▶ _WRITTEN INSTRUCTION_
Copy down all of the data underneath, exactly as shown.

Records from a collection:
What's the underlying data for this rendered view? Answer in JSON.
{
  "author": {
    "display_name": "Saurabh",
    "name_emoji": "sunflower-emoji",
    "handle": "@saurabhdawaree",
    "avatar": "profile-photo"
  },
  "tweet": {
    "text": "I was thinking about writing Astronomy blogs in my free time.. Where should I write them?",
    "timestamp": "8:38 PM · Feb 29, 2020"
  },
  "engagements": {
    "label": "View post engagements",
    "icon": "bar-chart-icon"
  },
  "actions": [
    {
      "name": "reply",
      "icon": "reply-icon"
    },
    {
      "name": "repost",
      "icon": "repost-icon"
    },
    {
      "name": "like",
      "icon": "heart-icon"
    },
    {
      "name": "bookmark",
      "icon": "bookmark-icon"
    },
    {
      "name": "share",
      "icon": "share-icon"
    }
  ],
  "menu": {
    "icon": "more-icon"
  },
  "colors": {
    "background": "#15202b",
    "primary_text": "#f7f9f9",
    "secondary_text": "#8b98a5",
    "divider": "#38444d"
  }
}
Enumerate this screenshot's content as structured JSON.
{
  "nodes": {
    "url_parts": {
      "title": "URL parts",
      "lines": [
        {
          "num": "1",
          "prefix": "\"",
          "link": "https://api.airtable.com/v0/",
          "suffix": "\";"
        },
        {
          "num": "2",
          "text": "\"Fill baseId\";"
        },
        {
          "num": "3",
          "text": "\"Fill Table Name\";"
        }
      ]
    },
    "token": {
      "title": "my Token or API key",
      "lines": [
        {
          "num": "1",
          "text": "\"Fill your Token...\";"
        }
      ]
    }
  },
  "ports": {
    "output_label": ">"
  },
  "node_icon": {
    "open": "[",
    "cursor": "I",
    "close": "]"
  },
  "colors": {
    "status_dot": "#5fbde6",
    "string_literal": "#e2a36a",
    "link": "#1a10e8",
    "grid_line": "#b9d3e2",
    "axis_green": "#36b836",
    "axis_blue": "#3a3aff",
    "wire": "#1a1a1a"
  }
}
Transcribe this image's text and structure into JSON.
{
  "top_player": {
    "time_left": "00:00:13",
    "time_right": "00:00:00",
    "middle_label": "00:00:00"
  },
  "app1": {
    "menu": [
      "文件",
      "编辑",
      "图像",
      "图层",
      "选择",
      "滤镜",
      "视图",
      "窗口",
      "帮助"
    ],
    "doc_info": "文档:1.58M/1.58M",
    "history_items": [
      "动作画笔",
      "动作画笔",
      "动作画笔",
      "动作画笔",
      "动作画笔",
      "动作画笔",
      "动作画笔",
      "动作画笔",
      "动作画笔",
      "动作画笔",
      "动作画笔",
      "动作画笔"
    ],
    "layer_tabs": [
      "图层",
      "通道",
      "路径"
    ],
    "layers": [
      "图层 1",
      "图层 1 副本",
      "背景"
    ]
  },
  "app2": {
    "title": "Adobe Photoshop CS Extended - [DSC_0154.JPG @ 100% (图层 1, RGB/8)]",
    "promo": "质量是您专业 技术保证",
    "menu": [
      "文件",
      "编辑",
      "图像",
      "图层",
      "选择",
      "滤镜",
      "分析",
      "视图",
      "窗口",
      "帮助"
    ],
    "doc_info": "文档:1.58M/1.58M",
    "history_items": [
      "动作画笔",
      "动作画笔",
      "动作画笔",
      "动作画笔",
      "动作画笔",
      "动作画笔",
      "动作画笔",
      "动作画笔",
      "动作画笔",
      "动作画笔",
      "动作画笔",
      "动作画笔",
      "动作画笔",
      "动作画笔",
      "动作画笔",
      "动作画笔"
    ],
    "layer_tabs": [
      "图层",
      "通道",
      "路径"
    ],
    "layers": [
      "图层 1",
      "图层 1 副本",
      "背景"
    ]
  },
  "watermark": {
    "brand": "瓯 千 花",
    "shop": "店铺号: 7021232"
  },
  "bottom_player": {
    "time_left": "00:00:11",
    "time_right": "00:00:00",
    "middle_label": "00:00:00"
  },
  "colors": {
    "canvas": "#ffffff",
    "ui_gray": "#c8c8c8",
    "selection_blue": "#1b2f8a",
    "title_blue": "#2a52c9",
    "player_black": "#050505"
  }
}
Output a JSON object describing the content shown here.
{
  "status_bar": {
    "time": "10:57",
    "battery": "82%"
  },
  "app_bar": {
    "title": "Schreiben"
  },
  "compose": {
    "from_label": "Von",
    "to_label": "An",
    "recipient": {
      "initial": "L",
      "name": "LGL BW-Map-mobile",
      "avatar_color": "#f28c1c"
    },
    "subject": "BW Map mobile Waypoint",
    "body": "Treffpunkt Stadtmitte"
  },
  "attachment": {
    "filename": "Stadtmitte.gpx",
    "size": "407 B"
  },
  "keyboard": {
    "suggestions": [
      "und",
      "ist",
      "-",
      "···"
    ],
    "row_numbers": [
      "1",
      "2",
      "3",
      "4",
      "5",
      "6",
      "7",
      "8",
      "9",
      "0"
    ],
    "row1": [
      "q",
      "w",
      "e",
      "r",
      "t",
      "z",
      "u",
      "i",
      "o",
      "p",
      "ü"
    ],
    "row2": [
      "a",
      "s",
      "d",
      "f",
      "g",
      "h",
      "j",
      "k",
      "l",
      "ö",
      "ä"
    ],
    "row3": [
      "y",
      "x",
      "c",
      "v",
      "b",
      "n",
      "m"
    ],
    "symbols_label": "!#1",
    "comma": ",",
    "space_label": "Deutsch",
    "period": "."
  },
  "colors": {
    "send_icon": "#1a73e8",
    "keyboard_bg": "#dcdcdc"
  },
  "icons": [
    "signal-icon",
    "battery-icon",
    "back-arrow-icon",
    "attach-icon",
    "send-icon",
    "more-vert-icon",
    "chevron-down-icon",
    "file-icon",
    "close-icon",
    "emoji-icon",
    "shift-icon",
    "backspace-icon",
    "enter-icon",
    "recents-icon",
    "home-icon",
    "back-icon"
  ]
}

▶ _RESPONSE_
What's the underlying data for this rendered view? Answer in JSON.
{
  "author": {
    "display_name": "Saurabh",
    "name_emoji": "sunflower-emoji",
    "handle": "@saurabhdawaree",
    "avatar": "profile-photo"
  },
  "tweet": {
    "text": "I was thinking about writing Astronomy blogs in my free time.. Where should I write them?",
    "timestamp": "8:38 PM · Feb 29, 2020"
  },
  "engagements": {
    "label": "View post engagements",
    "icon": "bar-chart-icon"
  },
  "actions": [
    {
      "name": "reply",
      "icon": "reply-icon"
    },
    {
      "name": "repost",
      "icon": "repost-icon"
    },
    {
      "name": "like",
      "icon": "heart-icon"
    },
    {
      "name": "bookmark",
      "icon": "bookmark-icon"
    },
    {
      "name": "share",
      "icon": "share-icon"
    }
  ],
  "menu": {
    "icon": "more-icon"
  },
  "colors": {
    "background": "#15202b",
    "primary_text": "#f7f9f9",
    "secondary_text": "#8b98a5",
    "divider": "#38444d"
  }
}
Enumerate this screenshot's content as structured JSON.
{
  "nodes": {
    "url_parts": {
      "title": "URL parts",
      "lines": [
        {
          "num": "1",
          "prefix": "\"",
          "link": "https://api.airtable.com/v0/",
          "suffix": "\";"
        },
        {
          "num": "2",
          "text": "\"Fill baseId\";"
        },
        {
          "num": "3",
          "text": "\"Fill Table Name\";"
        }
      ]
    },
    "token": {
      "title": "my Token or API key",
      "lines": [
        {
          "num": "1",
          "text": "\"Fill your Token...\";"
        }
      ]
    }
  },
  "ports": {
    "output_label": ">"
  },
  "node_icon": {
    "open": "[",
    "cursor": "I",
    "close": "]"
  },
  "colors": {
    "status_dot": "#5fbde6",
    "string_literal": "#e2a36a",
    "link": "#1a10e8",
    "grid_line": "#b9d3e2",
    "axis_green": "#36b836",
    "axis_blue": "#3a3aff",
    "wire": "#1a1a1a"
  }
}
Transcribe this image's text and structure into JSON.
{
  "top_player": {
    "time_left": "00:00:13",
    "time_right": "00:00:00",
    "middle_label": "00:00:00"
  },
  "app1": {
    "menu": [
      "文件",
      "编辑",
      "图像",
      "图层",
      "选择",
      "滤镜",
      "视图",
      "窗口",
      "帮助"
    ],
    "doc_info": "文档:1.58M/1.58M",
    "history_items": [
      "动作画笔",
      "动作画笔",
      "动作画笔",
      "动作画笔",
      "动作画笔",
      "动作画笔",
      "动作画笔",
      "动作画笔",
      "动作画笔",
      "动作画笔",
      "动作画笔",
      "动作画笔"
    ],
    "layer_tabs": [
      "图层",
      "通道",
      "路径"
    ],
    "layers": [
      "图层 1",
      "图层 1 副本",
      "背景"
    ]
  },
  "app2": {
    "title": "Adobe Photoshop CS Extended - [DSC_0154.JPG @ 100% (图层 1, RGB/8)]",
    "promo": "质量是您专业 技术保证",
    "menu": [
      "文件",
      "编辑",
      "图像",
      "图层",
      "选择",
      "滤镜",
      "分析",
      "视图",
      "窗口",
      "帮助"
    ],
    "doc_info": "文档:1.58M/1.58M",
    "history_items": [
      "动作画笔",
      "动作画笔",
      "动作画笔",
      "动作画笔",
      "动作画笔",
      "动作画笔",
      "动作画笔",
      "动作画笔",
      "动作画笔",
      "动作画笔",
      "动作画笔",
      "动作画笔",
      "动作画笔",
      "动作画笔",
      "动作画笔",
      "动作画笔"
    ],
    "layer_tabs": [
      "图层",
      "通道",
      "路径"
    ],
    "layers": [
      "图层 1",
      "图层 1 副本",
      "背景"
    ]
  },
  "watermark": {
    "brand": "瓯 千 花",
    "shop": "店铺号: 7021232"
  },
  "bottom_player": {
    "time_left": "00:00:11",
    "time_right": "00:00:00",
    "middle_label": "00:00:00"
  },
  "colors": {
    "canvas": "#ffffff",
    "ui_gray": "#c8c8c8",
    "selection_blue": "#1b2f8a",
    "title_blue": "#2a52c9",
    "player_black": "#050505"
  }
}
Output a JSON object describing the content shown here.
{
  "status_bar": {
    "time": "10:57",
    "battery": "82%"
  },
  "app_bar": {
    "title": "Schreiben"
  },
  "compose": {
    "from_label": "Von",
    "to_label": "An",
    "recipient": {
      "initial": "L",
      "name": "LGL BW-Map-mobile",
      "avatar_color": "#f28c1c"
    },
    "subject": "BW Map mobile Waypoint",
    "body": "Treffpunkt Stadtmitte"
  },
  "attachment": {
    "filename": "Stadtmitte.gpx",
    "size": "407 B"
  },
  "keyboard": {
    "suggestions": [
      "und",
      "ist",
      "-",
      "···"
    ],
    "row_numbers": [
      "1",
      "2",
      "3",
      "4",
      "5",
      "6",
      "7",
      "8",
      "9",
      "0"
    ],
    "row1": [
      "q",
      "w",
      "e",
      "r",
      "t",
      "z",
      "u",
      "i",
      "o",
      "p",
      "ü"
    ],
    "row2": [
      "a",
      "s",
      "d",
      "f",
      "g",
      "h",
      "j",
      "k",
      "l",
      "ö",
      "ä"
    ],
    "row3": [
      "y",
      "x",
      "c",
      "v",
      "b",
      "n",
      "m"
    ],
    "symbols_label": "!#1",
    "comma": ",",
    "space_label": "Deutsch",
    "period": "."
  },
  "colors": {
    "send_icon": "#1a73e8",
    "keyboard_bg": "#dcdcdc"
  },
  "icons": [
    "signal-icon",
    "battery-icon",
    "back-arrow-icon",
    "attach-icon",
    "send-icon",
    "more-vert-icon",
    "chevron-down-icon",
    "file-icon",
    "close-icon",
    "emoji-icon",
    "shift-icon",
    "backspace-icon",
    "enter-icon",
    "recents-icon",
    "home-icon",
    "back-icon"
  ]
}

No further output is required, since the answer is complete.